» 本文
--------------------------------------------------
第669回 2007年ハンドボール世界選手権(4) アイスランドに敗れ、勝ち点0で2次リーグへ

■アイスランドの大勝を望んだウクライナ

 1次グループの最終戦のアイスランド戦で前半8-18と大差を付けられたフランスであるが、アイスランドが勝てばアイスランド、フランスとともに2勝1敗で並ぶウクライナの選手たちはフランスの逆転勝ちを望んでいるわけではなかった。
 試合を終えたばかりの彼らはフランスが逆転勝ちするより、アイスランドが大勝することを望んでいたのである。フランスが逆転勝ちすれば1位フランス、2位ウクライナとなる。一方、アイスランドがフランスに20点差以上つけて勝利すれば1位アイスランド、2位ウクライナとなる。いずれのケースも1次リーグを2位で突破するのであるから違いがないように思われる読者の方が多いと思われるが、この大会特有の大会規定にその理由がある。
--------------------------------------------------
» データ行
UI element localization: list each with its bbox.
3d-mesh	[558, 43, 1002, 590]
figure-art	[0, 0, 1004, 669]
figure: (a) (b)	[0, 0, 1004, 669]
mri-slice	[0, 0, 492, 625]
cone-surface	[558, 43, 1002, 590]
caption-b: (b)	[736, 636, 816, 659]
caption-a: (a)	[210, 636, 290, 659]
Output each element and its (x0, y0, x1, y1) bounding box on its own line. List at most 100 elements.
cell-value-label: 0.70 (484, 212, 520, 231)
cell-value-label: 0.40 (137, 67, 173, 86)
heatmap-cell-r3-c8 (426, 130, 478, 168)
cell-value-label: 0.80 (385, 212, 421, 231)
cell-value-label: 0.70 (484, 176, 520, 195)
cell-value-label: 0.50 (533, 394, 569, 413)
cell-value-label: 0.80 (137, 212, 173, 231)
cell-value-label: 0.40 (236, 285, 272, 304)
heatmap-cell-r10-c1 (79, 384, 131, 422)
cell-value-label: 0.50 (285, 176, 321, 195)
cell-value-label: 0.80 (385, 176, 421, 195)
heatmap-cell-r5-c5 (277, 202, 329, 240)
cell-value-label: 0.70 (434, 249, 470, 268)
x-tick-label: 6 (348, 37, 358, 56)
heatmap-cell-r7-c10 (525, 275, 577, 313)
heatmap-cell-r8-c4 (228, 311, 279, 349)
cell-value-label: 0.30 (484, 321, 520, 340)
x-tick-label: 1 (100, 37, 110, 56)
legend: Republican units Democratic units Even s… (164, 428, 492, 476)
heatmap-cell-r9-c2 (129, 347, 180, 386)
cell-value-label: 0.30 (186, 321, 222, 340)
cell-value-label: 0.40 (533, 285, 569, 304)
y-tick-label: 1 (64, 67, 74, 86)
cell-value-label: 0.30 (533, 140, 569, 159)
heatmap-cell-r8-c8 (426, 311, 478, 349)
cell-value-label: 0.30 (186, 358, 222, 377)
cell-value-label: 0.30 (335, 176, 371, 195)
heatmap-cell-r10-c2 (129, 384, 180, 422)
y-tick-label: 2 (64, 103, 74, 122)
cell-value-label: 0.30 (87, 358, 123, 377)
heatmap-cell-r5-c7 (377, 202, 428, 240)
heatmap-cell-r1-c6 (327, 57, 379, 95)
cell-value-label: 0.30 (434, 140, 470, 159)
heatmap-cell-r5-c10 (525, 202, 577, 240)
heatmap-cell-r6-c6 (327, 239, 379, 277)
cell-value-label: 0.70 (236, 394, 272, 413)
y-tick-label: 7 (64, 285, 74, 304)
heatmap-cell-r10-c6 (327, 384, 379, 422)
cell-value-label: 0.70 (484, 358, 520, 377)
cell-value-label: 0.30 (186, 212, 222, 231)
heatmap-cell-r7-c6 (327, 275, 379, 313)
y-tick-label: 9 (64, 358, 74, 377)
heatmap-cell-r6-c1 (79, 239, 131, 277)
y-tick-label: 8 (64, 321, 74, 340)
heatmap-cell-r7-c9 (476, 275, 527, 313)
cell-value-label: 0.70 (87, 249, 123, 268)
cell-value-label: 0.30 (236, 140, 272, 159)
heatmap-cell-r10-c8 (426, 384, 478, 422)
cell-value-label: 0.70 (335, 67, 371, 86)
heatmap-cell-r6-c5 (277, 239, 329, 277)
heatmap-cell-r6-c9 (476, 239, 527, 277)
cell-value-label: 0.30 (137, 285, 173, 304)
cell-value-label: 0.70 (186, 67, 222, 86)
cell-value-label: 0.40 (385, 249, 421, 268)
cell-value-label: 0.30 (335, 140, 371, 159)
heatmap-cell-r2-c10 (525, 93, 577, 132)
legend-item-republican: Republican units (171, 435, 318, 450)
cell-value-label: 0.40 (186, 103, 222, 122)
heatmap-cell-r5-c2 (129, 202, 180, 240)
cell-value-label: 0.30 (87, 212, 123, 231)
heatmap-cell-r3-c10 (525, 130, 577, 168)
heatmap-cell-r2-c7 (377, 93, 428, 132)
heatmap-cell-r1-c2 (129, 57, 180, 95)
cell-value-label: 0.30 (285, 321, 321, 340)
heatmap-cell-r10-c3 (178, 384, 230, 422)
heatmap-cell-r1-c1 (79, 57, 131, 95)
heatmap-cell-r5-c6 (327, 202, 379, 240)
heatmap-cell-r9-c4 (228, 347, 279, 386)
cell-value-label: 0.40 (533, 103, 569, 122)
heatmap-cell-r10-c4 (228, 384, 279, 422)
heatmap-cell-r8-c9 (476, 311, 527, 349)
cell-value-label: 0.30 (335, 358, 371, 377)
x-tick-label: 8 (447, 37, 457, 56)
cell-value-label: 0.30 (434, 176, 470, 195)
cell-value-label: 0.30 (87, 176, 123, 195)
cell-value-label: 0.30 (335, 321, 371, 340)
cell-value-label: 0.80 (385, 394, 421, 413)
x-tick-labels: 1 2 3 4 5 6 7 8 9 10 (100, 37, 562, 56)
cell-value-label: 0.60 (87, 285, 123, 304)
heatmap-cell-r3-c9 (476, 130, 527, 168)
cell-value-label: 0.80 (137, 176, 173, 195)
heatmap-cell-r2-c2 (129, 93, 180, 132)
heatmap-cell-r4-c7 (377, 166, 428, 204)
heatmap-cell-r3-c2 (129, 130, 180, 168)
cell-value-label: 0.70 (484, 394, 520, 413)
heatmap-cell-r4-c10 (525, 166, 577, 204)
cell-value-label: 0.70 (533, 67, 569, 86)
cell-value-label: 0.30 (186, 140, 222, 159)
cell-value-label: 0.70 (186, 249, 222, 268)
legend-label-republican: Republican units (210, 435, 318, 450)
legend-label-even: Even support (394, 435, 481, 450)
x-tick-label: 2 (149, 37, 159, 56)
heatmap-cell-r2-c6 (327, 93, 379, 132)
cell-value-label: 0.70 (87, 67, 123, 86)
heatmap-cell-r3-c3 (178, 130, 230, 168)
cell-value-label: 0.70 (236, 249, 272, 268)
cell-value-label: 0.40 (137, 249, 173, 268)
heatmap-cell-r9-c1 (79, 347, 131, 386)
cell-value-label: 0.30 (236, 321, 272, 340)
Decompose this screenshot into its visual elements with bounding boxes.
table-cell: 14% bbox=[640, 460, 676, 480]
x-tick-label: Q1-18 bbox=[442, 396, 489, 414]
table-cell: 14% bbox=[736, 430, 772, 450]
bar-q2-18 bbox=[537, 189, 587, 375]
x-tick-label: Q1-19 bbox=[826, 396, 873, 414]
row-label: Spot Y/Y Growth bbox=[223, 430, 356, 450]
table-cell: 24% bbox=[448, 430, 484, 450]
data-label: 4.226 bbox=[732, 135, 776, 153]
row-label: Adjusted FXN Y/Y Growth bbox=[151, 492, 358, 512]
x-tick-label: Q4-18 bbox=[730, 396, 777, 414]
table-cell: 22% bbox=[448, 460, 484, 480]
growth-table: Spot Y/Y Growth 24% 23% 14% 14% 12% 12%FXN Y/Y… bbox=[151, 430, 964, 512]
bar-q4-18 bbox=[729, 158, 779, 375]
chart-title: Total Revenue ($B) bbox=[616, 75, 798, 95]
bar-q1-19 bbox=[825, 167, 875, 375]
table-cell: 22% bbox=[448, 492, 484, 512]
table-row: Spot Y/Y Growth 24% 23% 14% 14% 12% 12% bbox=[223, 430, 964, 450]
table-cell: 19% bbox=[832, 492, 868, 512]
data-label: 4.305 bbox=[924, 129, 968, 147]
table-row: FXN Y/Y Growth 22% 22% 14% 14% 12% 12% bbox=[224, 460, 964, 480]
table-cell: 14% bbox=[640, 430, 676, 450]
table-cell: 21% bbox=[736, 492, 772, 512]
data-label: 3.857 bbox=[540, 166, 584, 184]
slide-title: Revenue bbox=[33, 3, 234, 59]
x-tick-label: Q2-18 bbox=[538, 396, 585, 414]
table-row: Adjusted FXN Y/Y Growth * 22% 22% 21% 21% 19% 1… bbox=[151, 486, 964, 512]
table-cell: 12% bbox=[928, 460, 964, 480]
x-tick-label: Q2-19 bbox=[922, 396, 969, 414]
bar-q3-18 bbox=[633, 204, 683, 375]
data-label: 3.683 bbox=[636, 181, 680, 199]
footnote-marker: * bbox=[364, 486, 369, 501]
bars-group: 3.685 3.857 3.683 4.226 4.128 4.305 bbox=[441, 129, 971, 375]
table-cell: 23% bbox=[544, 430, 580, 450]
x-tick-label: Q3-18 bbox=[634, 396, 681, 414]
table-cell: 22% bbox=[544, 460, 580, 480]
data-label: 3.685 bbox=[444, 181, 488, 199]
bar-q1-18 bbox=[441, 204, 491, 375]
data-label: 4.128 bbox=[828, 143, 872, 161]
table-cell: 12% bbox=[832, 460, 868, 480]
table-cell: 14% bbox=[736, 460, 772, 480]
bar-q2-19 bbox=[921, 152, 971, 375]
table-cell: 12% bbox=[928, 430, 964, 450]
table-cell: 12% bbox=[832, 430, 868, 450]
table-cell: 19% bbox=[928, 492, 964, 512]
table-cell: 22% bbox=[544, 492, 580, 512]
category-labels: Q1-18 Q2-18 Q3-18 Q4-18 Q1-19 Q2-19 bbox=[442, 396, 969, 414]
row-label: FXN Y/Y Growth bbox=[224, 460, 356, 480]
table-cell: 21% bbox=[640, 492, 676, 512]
--------------------------------------------------
» 課題の目標
本文をもとに、次の問いに答えてください。
(a) アイスランド戦の前半終了時、スコアはフランスから見て何対何でしたか。
(b) フランスが逆転勝ちした場合、1位と2位はそれぞれどこになりますか。
(c) アイスランドが1位、ウクライナが2位になるには、アイスランドは何点差以上でフランスに勝つ必要がありますか。
項目を参照する必要はありません。

» 解答
(a) 8-18です。
(b) 1位はフランス、2位はウクライナです。
(c) 20点差以上です。